BEGIN Records

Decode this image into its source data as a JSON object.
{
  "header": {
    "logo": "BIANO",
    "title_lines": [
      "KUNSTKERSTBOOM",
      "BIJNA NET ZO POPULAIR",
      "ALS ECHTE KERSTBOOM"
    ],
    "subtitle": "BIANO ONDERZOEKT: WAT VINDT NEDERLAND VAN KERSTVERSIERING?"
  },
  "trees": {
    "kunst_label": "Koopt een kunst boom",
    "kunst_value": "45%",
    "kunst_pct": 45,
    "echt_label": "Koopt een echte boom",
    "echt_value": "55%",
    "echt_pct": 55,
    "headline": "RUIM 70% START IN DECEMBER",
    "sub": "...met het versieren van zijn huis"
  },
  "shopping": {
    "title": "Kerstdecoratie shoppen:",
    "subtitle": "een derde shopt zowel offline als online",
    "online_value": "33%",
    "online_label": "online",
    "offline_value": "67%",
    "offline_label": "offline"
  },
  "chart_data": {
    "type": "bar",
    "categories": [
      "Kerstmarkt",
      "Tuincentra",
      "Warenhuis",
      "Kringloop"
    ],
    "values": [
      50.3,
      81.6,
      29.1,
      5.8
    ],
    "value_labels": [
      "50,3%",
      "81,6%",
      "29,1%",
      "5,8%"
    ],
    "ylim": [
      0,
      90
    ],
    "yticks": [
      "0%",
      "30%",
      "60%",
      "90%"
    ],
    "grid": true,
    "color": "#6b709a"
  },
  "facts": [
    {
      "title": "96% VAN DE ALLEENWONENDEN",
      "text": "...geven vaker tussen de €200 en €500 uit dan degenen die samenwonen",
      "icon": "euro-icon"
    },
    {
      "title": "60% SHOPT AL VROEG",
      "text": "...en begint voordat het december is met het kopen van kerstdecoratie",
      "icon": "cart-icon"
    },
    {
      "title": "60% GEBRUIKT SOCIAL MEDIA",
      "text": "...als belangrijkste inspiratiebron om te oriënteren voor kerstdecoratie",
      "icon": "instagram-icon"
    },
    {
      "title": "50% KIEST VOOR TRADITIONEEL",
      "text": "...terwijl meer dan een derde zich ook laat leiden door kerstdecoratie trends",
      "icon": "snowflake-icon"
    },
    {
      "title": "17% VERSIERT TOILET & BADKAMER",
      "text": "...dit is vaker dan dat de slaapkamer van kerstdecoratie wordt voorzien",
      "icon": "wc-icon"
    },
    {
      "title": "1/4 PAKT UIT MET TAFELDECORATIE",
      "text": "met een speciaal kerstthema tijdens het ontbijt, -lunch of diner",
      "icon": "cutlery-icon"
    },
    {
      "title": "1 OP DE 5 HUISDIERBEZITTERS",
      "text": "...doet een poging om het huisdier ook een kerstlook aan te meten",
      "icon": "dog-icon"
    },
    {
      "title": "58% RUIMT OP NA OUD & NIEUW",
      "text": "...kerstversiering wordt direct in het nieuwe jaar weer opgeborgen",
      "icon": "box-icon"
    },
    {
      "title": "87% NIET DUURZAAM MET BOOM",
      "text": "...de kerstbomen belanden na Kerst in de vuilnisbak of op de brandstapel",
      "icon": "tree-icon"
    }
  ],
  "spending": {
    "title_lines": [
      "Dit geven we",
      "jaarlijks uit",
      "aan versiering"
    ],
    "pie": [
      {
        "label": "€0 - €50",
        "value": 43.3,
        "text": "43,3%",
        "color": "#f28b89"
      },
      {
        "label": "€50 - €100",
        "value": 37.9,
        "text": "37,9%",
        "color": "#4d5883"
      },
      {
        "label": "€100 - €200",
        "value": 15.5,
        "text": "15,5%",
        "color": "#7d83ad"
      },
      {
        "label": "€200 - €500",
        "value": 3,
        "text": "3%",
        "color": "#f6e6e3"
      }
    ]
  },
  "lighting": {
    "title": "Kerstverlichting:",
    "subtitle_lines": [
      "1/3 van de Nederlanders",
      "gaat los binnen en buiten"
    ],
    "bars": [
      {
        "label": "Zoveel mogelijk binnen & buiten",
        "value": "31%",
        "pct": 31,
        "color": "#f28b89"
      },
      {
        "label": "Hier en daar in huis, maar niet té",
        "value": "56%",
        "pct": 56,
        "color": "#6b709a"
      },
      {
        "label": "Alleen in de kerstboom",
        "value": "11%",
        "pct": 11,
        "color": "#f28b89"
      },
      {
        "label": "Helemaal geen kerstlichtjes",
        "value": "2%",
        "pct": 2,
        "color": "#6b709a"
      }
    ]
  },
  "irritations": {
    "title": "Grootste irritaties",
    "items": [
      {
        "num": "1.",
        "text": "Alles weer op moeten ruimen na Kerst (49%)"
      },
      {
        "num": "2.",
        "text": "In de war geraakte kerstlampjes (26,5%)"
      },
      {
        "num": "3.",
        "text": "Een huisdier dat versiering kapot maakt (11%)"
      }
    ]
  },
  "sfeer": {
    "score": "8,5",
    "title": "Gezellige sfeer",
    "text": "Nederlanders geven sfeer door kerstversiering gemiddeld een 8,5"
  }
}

END Records

Reproduce the records above exactly as they appear.

→ **Exercise output**:
Decode this image into its source data as a JSON object.
{
  "header": {
    "logo": "BIANO",
    "title_lines": [
      "KUNSTKERSTBOOM",
      "BIJNA NET ZO POPULAIR",
      "ALS ECHTE KERSTBOOM"
    ],
    "subtitle": "BIANO ONDERZOEKT: WAT VINDT NEDERLAND VAN KERSTVERSIERING?"
  },
  "trees": {
    "kunst_label": "Koopt een kunst boom",
    "kunst_value": "45%",
    "kunst_pct": 45,
    "echt_label": "Koopt een echte boom",
    "echt_value": "55%",
    "echt_pct": 55,
    "headline": "RUIM 70% START IN DECEMBER",
    "sub": "...met het versieren van zijn huis"
  },
  "shopping": {
    "title": "Kerstdecoratie shoppen:",
    "subtitle": "een derde shopt zowel offline als online",
    "online_value": "33%",
    "online_label": "online",
    "offline_value": "67%",
    "offline_label": "offline"
  },
  "chart_data": {
    "type": "bar",
    "categories": [
      "Kerstmarkt",
      "Tuincentra",
      "Warenhuis",
      "Kringloop"
    ],
    "values": [
      50.3,
      81.6,
      29.1,
      5.8
    ],
    "value_labels": [
      "50,3%",
      "81,6%",
      "29,1%",
      "5,8%"
    ],
    "ylim": [
      0,
      90
    ],
    "yticks": [
      "0%",
      "30%",
      "60%",
      "90%"
    ],
    "grid": true,
    "color": "#6b709a"
  },
  "facts": [
    {
      "title": "96% VAN DE ALLEENWONENDEN",
      "text": "...geven vaker tussen de €200 en €500 uit dan degenen die samenwonen",
      "icon": "euro-icon"
    },
    {
      "title": "60% SHOPT AL VROEG",
      "text": "...en begint voordat het december is met het kopen van kerstdecoratie",
      "icon": "cart-icon"
    },
    {
      "title": "60% GEBRUIKT SOCIAL MEDIA",
      "text": "...als belangrijkste inspiratiebron om te oriënteren voor kerstdecoratie",
      "icon": "instagram-icon"
    },
    {
      "title": "50% KIEST VOOR TRADITIONEEL",
      "text": "...terwijl meer dan een derde zich ook laat leiden door kerstdecoratie trends",
      "icon": "snowflake-icon"
    },
    {
      "title": "17% VERSIERT TOILET & BADKAMER",
      "text": "...dit is vaker dan dat de slaapkamer van kerstdecoratie wordt voorzien",
      "icon": "wc-icon"
    },
    {
      "title": "1/4 PAKT UIT MET TAFELDECORATIE",
      "text": "met een speciaal kerstthema tijdens het ontbijt, -lunch of diner",
      "icon": "cutlery-icon"
    },
    {
      "title": "1 OP DE 5 HUISDIERBEZITTERS",
      "text": "...doet een poging om het huisdier ook een kerstlook aan te meten",
      "icon": "dog-icon"
    },
    {
      "title": "58% RUIMT OP NA OUD & NIEUW",
      "text": "...kerstversiering wordt direct in het nieuwe jaar weer opgeborgen",
      "icon": "box-icon"
    },
    {
      "title": "87% NIET DUURZAAM MET BOOM",
      "text": "...de kerstbomen belanden na Kerst in de vuilnisbak of op de brandstapel",
      "icon": "tree-icon"
    }
  ],
  "spending": {
    "title_lines": [
      "Dit geven we",
      "jaarlijks uit",
      "aan versiering"
    ],
    "pie": [
      {
        "label": "€0 - €50",
        "value": 43.3,
        "text": "43,3%",
        "color": "#f28b89"
      },
      {
        "label": "€50 - €100",
        "value": 37.9,
        "text": "37,9%",
        "color": "#4d5883"
      },
      {
        "label": "€100 - €200",
        "value": 15.5,
        "text": "15,5%",
        "color": "#7d83ad"
      },
      {
        "label": "€200 - €500",
        "value": 3,
        "text": "3%",
        "color": "#f6e6e3"
      }
    ]
  },
  "lighting": {
    "title": "Kerstverlichting:",
    "subtitle_lines": [
      "1/3 van de Nederlanders",
      "gaat los binnen en buiten"
    ],
    "bars": [
      {
        "label": "Zoveel mogelijk binnen & buiten",
        "value": "31%",
        "pct": 31,
        "color": "#f28b89"
      },
      {
        "label": "Hier en daar in huis, maar niet té",
        "value": "56%",
        "pct": 56,
        "color": "#6b709a"
      },
      {
        "label": "Alleen in de kerstboom",
        "value": "11%",
        "pct": 11,
        "color": "#f28b89"
      },
      {
        "label": "Helemaal geen kerstlichtjes",
        "value": "2%",
        "pct": 2,
        "color": "#6b709a"
      }
    ]
  },
  "irritations": {
    "title": "Grootste irritaties",
    "items": [
      {
        "num": "1.",
        "text": "Alles weer op moeten ruimen na Kerst (49%)"
      },
      {
        "num": "2.",
        "text": "In de war geraakte kerstlampjes (26,5%)"
      },
      {
        "num": "3.",
        "text": "Een huisdier dat versiering kapot maakt (11%)"
      }
    ]
  },
  "sfeer": {
    "score": "8,5",
    "title": "Gezellige sfeer",
    "text": "Nederlanders geven sfeer door kerstversiering gemiddeld een 8,5"
  }
}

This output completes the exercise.